= WHAT YOU WILL DO =
Exclude all pictures, then copy each of the records exactly as written.
* * * * * * *
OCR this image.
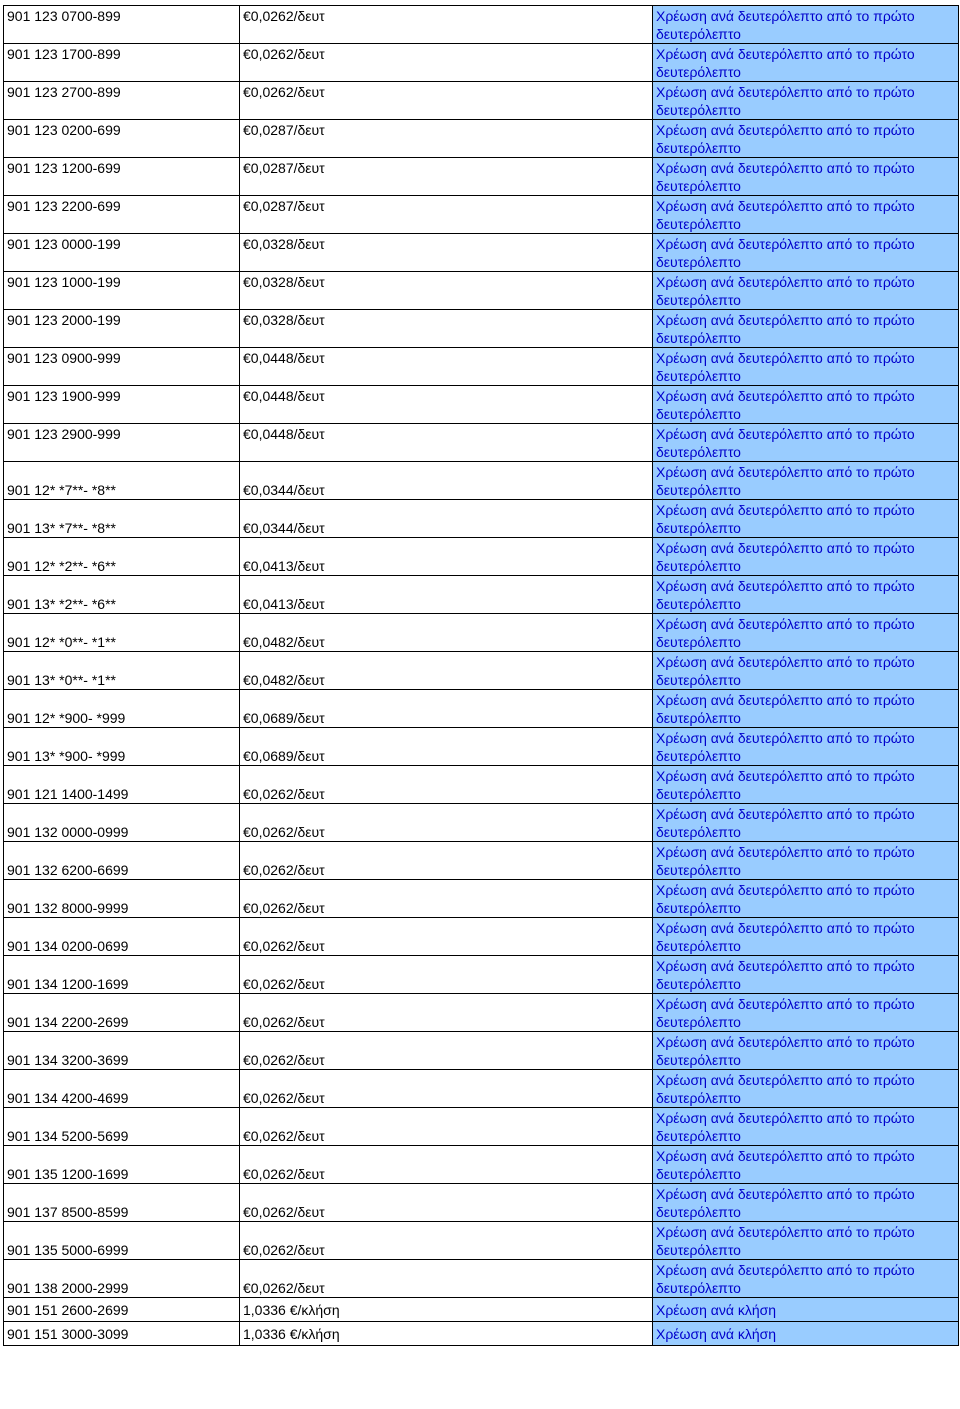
901 123 0700-899	€0,0262/δευτ	Χρέωση ανά δευτερόλεπτο από το πρώτο δευτερόλεπτο
901 123 1700-899	€0,0262/δευτ	Χρέωση ανά δευτερόλεπτο από το πρώτο δευτερόλεπτο
901 123 2700-899	€0,0262/δευτ	Χρέωση ανά δευτερόλεπτο από το πρώτο δευτερόλεπτο
901 123 0200-699	€0,0287/δευτ	Χρέωση ανά δευτερόλεπτο από το πρώτο δευτερόλεπτο
901 123 1200-699	€0,0287/δευτ	Χρέωση ανά δευτερόλεπτο από το πρώτο δευτερόλεπτο
901 123 2200-699	€0,0287/δευτ	Χρέωση ανά δευτερόλεπτο από το πρώτο δευτερόλεπτο
901 123 0000-199	€0,0328/δευτ	Χρέωση ανά δευτερόλεπτο από το πρώτο δευτερόλεπτο
901 123 1000-199	€0,0328/δευτ	Χρέωση ανά δευτερόλεπτο από το πρώτο δευτερόλεπτο
901 123 2000-199	€0,0328/δευτ	Χρέωση ανά δευτερόλεπτο από το πρώτο δευτερόλεπτο
901 123 0900-999	€0,0448/δευτ	Χρέωση ανά δευτερόλεπτο από το πρώτο δευτερόλεπτο
901 123 1900-999	€0,0448/δευτ	Χρέωση ανά δευτερόλεπτο από το πρώτο δευτερόλεπτο
901 123 2900-999	€0,0448/δευτ	Χρέωση ανά δευτερόλεπτο από το πρώτο δευτερόλεπτο
901 12* *7**- *8**	€0,0344/δευτ	Χρέωση ανά δευτερόλεπτο από το πρώτο δευτερόλεπτο
901 13* *7**- *8**	€0,0344/δευτ	Χρέωση ανά δευτερόλεπτο από το πρώτο δευτερόλεπτο
901 12* *2**- *6**	€0,0413/δευτ	Χρέωση ανά δευτερόλεπτο από το πρώτο δευτερόλεπτο
901 13* *2**- *6**	€0,0413/δευτ	Χρέωση ανά δευτερόλεπτο από το πρώτο δευτερόλεπτο
901 12* *0**- *1**	€0,0482/δευτ	Χρέωση ανά δευτερόλεπτο από το πρώτο δευτερόλεπτο
901 13* *0**- *1**	€0,0482/δευτ	Χρέωση ανά δευτερόλεπτο από το πρώτο δευτερόλεπτο
901 12* *900- *999	€0,0689/δευτ	Χρέωση ανά δευτερόλεπτο από το πρώτο δευτερόλεπτο
901 13* *900- *999	€0,0689/δευτ	Χρέωση ανά δευτερόλεπτο από το πρώτο δευτερόλεπτο
901 121 1400-1499	€0,0262/δευτ	Χρέωση ανά δευτερόλεπτο από το πρώτο δευτερόλεπτο
901 132 0000-0999	€0,0262/δευτ	Χρέωση ανά δευτερόλεπτο από το πρώτο δευτερόλεπτο
901 132 6200-6699	€0,0262/δευτ	Χρέωση ανά δευτερόλεπτο από το πρώτο δευτερόλεπτο
901 132 8000-9999	€0,0262/δευτ	Χρέωση ανά δευτερόλεπτο από το πρώτο δευτερόλεπτο
901 134 0200-0699	€0,0262/δευτ	Χρέωση ανά δευτερόλεπτο από το πρώτο δευτερόλεπτο
901 134 1200-1699	€0,0262/δευτ	Χρέωση ανά δευτερόλεπτο από το πρώτο δευτερόλεπτο
901 134 2200-2699	€0,0262/δευτ	Χρέωση ανά δευτερόλεπτο από το πρώτο δευτερόλεπτο
901 134 3200-3699	€0,0262/δευτ	Χρέωση ανά δευτερόλεπτο από το πρώτο δευτερόλεπτο
901 134 4200-4699	€0,0262/δευτ	Χρέωση ανά δευτερόλεπτο από το πρώτο δευτερόλεπτο
901 134 5200-5699	€0,0262/δευτ	Χρέωση ανά δευτερόλεπτο από το πρώτο δευτερόλεπτο
901 135 1200-1699	€0,0262/δευτ	Χρέωση ανά δευτερόλεπτο από το πρώτο δευτερόλεπτο
901 137 8500-8599	€0,0262/δευτ	Χρέωση ανά δευτερόλεπτο από το πρώτο δευτερόλεπτο
901 135 5000-6999	€0,0262/δευτ	Χρέωση ανά δευτερόλεπτο από το πρώτο δευτερόλεπτο
901 138 2000-2999	€0,0262/δευτ	Χρέωση ανά δευτερόλεπτο από το πρώτο δευτερόλεπτο
901 151 2600-2699	1,0336 €/κλήση	Χρέωση ανά κλήση
901 151 3000-3099	1,0336 €/κλήση	Χρέωση ανά κλήση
* * * * * * *
= RESPONSE TO THE EXERCISE =
OCR this image.
901 123 0700-899	€0,0262/δευτ	Χρέωση ανά δευτερόλεπτο από το πρώτο δευτερόλεπτο
901 123 1700-899	€0,0262/δευτ	Χρέωση ανά δευτερόλεπτο από το πρώτο δευτερόλεπτο
901 123 2700-899	€0,0262/δευτ	Χρέωση ανά δευτερόλεπτο από το πρώτο δευτερόλεπτο
901 123 0200-699	€0,0287/δευτ	Χρέωση ανά δευτερόλεπτο από το πρώτο δευτερόλεπτο
901 123 1200-699	€0,0287/δευτ	Χρέωση ανά δευτερόλεπτο από το πρώτο δευτερόλεπτο
901 123 2200-699	€0,0287/δευτ	Χρέωση ανά δευτερόλεπτο από το πρώτο δευτερόλεπτο
901 123 0000-199	€0,0328/δευτ	Χρέωση ανά δευτερόλεπτο από το πρώτο δευτερόλεπτο
901 123 1000-199	€0,0328/δευτ	Χρέωση ανά δευτερόλεπτο από το πρώτο δευτερόλεπτο
901 123 2000-199	€0,0328/δευτ	Χρέωση ανά δευτερόλεπτο από το πρώτο δευτερόλεπτο
901 123 0900-999	€0,0448/δευτ	Χρέωση ανά δευτερόλεπτο από το πρώτο δευτερόλεπτο
901 123 1900-999	€0,0448/δευτ	Χρέωση ανά δευτερόλεπτο από το πρώτο δευτερόλεπτο
901 123 2900-999	€0,0448/δευτ	Χρέωση ανά δευτερόλεπτο από το πρώτο δευτερόλεπτο
901 12* *7**- *8**	€0,0344/δευτ	Χρέωση ανά δευτερόλεπτο από το πρώτο δευτερόλεπτο
901 13* *7**- *8**	€0,0344/δευτ	Χρέωση ανά δευτερόλεπτο από το πρώτο δευτερόλεπτο
901 12* *2**- *6**	€0,0413/δευτ	Χρέωση ανά δευτερόλεπτο από το πρώτο δευτερόλεπτο
901 13* *2**- *6**	€0,0413/δευτ	Χρέωση ανά δευτερόλεπτο από το πρώτο δευτερόλεπτο
901 12* *0**- *1**	€0,0482/δευτ	Χρέωση ανά δευτερόλεπτο από το πρώτο δευτερόλεπτο
901 13* *0**- *1**	€0,0482/δευτ	Χρέωση ανά δευτερόλεπτο από το πρώτο δευτερόλεπτο
901 12* *900- *999	€0,0689/δευτ	Χρέωση ανά δευτερόλεπτο από το πρώτο δευτερόλεπτο
901 13* *900- *999	€0,0689/δευτ	Χρέωση ανά δευτερόλεπτο από το πρώτο δευτερόλεπτο
901 121 1400-1499	€0,0262/δευτ	Χρέωση ανά δευτερόλεπτο από το πρώτο δευτερόλεπτο
901 132 0000-0999	€0,0262/δευτ	Χρέωση ανά δευτερόλεπτο από το πρώτο δευτερόλεπτο
901 132 6200-6699	€0,0262/δευτ	Χρέωση ανά δευτερόλεπτο από το πρώτο δευτερόλεπτο
901 132 8000-9999	€0,0262/δευτ	Χρέωση ανά δευτερόλεπτο από το πρώτο δευτερόλεπτο
901 134 0200-0699	€0,0262/δευτ	Χρέωση ανά δευτερόλεπτο από το πρώτο δευτερόλεπτο
901 134 1200-1699	€0,0262/δευτ	Χρέωση ανά δευτερόλεπτο από το πρώτο δευτερόλεπτο
901 134 2200-2699	€0,0262/δευτ	Χρέωση ανά δευτερόλεπτο από το πρώτο δευτερόλεπτο
901 134 3200-3699	€0,0262/δευτ	Χρέωση ανά δευτερόλεπτο από το πρώτο δευτερόλεπτο
901 134 4200-4699	€0,0262/δευτ	Χρέωση ανά δευτερόλεπτο από το πρώτο δευτερόλεπτο
901 134 5200-5699	€0,0262/δευτ	Χρέωση ανά δευτερόλεπτο από το πρώτο δευτερόλεπτο
901 135 1200-1699	€0,0262/δευτ	Χρέωση ανά δευτερόλεπτο από το πρώτο δευτερόλεπτο
901 137 8500-8599	€0,0262/δευτ	Χρέωση ανά δευτερόλεπτο από το πρώτο δευτερόλεπτο
901 135 5000-6999	€0,0262/δευτ	Χρέωση ανά δευτερόλεπτο από το πρώτο δευτερόλεπτο
901 138 2000-2999	€0,0262/δευτ	Χρέωση ανά δευτερόλεπτο από το πρώτο δευτερόλεπτο
901 151 2600-2699	1,0336 €/κλήση	Χρέωση ανά κλήση
901 151 3000-3099	1,0336 €/κλήση	Χρέωση ανά κλήση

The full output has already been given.